» Exercise inputs:
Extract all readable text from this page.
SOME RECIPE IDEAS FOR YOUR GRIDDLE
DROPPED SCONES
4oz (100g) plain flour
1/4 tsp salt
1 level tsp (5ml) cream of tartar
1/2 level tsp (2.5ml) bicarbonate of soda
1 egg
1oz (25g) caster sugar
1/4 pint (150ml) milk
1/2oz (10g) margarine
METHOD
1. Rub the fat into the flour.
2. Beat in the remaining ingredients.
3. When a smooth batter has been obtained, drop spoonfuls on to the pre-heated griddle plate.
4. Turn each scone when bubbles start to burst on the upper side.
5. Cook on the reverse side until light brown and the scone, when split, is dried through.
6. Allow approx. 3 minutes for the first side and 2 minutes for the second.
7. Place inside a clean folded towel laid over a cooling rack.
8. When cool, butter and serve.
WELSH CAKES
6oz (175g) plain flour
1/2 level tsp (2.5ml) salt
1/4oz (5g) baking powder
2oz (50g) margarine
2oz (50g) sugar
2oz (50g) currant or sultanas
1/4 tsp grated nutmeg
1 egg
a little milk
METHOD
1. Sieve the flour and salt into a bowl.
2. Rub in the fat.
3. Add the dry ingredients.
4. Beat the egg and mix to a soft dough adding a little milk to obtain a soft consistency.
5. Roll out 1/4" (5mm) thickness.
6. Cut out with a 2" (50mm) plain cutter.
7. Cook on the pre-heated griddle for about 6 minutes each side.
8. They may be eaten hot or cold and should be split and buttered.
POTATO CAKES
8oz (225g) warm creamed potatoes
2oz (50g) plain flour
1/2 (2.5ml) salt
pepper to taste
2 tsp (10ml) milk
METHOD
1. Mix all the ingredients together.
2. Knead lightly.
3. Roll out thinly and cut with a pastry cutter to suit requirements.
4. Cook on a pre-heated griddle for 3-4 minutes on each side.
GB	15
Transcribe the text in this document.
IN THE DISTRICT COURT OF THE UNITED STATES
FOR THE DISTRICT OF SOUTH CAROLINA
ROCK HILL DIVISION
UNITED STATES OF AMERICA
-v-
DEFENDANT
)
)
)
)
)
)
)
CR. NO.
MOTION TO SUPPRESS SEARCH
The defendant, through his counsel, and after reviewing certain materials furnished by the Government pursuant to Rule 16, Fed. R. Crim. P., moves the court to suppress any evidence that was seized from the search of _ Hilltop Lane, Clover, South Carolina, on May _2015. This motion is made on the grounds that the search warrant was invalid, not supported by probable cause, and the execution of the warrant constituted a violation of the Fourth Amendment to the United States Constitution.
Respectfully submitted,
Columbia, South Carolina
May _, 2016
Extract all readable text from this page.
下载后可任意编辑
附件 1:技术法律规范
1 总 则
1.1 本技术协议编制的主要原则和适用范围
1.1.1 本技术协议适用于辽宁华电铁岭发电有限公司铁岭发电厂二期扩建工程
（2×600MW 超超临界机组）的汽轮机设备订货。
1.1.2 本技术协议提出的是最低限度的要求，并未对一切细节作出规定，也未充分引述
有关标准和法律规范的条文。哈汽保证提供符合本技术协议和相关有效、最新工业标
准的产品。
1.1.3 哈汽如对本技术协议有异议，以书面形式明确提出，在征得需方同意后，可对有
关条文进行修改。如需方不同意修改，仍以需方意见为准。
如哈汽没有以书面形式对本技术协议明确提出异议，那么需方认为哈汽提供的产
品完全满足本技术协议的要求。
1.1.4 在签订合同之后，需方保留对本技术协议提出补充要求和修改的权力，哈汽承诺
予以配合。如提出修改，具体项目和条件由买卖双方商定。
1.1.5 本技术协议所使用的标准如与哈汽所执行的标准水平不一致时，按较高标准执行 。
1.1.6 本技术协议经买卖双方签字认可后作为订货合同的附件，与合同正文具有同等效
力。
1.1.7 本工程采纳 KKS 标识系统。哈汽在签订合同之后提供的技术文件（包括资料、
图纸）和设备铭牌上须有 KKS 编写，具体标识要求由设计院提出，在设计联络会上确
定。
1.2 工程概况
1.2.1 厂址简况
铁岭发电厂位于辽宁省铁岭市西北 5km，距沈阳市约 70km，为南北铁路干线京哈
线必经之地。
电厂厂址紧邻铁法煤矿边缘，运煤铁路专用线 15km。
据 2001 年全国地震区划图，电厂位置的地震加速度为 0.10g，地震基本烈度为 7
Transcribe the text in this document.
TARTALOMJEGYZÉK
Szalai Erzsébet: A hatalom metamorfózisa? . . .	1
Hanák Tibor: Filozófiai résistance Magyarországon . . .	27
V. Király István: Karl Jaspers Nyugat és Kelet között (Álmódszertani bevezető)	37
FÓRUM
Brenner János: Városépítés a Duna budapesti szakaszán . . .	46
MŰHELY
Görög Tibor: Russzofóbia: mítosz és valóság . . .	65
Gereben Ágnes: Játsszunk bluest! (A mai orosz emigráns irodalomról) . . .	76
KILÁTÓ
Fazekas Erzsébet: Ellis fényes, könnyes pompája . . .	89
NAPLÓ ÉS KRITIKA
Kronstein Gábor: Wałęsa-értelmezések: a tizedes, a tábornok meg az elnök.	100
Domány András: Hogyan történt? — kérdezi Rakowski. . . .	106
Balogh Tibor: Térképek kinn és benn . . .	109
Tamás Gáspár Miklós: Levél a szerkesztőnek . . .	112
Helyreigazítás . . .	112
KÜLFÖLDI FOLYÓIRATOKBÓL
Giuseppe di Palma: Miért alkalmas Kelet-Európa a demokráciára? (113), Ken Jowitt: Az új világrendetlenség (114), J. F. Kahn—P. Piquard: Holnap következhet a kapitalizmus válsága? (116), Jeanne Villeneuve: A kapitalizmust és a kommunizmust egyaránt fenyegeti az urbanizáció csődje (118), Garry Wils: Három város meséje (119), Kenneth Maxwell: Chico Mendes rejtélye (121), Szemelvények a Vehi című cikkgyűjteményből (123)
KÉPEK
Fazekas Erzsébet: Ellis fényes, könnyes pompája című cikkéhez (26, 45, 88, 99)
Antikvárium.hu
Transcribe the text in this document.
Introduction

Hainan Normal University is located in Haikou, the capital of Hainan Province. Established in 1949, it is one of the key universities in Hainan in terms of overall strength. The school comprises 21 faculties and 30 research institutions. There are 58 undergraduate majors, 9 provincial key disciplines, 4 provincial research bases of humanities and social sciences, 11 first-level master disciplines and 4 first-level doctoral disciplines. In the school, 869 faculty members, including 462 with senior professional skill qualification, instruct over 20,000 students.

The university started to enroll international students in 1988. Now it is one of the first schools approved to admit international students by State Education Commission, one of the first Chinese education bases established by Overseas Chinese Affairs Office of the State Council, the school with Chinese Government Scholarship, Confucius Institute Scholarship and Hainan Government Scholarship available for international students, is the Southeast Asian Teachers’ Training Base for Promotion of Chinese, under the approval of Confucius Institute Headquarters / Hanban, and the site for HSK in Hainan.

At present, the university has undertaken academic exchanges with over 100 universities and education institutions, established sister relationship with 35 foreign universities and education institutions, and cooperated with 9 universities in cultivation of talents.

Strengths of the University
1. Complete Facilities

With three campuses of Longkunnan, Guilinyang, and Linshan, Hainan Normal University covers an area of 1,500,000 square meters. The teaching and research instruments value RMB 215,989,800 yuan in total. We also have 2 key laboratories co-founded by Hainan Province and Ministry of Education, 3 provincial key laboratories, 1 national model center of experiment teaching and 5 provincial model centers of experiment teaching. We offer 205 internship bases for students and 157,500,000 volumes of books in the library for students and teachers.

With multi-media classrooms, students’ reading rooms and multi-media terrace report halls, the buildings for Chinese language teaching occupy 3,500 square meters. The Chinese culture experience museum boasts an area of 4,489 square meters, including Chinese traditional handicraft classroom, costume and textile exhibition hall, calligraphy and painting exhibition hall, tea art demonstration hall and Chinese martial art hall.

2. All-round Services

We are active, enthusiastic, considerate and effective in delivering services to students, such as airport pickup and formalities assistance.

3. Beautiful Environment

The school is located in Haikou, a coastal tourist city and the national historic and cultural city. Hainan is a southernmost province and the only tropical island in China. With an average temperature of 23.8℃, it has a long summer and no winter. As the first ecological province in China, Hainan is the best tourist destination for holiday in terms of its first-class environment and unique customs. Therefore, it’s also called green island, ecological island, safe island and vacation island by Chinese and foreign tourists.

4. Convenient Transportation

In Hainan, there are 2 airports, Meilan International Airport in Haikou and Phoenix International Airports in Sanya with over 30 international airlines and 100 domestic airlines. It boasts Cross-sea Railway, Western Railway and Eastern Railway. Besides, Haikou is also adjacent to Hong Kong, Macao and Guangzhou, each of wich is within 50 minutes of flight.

» Given problem: Using the listing above, locate the lines that hold "terms" and copy each one.

» Exercise solution:
Hainan Normal University is located in Haikou, the capital of Hainan Province. Established in 1949, it is one of the key universities in Hainan in terms of overall strength. The school comprises 21 faculties and 30 research institutions. There are 58 undergraduate majors, 9 provincial key disciplines, 4 provincial research bases of humanities and social sciences, 11 first-level master disciplines and 4 first-level doctoral disciplines. In the school, 869 faculty members, including 462 with senior professional skill qualification, instruct over 20,000 students.
The school is located in Haikou, a coastal tourist city and the national historic and cultural city. Hainan is a southernmost province and the only tropical island in China. With an average temperature of 23.8℃, it has a long summer and no winter. As the first ecological province in China, Hainan is the best tourist destination for holiday in terms of its first-class environment and unique customs. Therefore, it’s also called green island, ecological island, safe island and vacation island by Chinese and foreign tourists.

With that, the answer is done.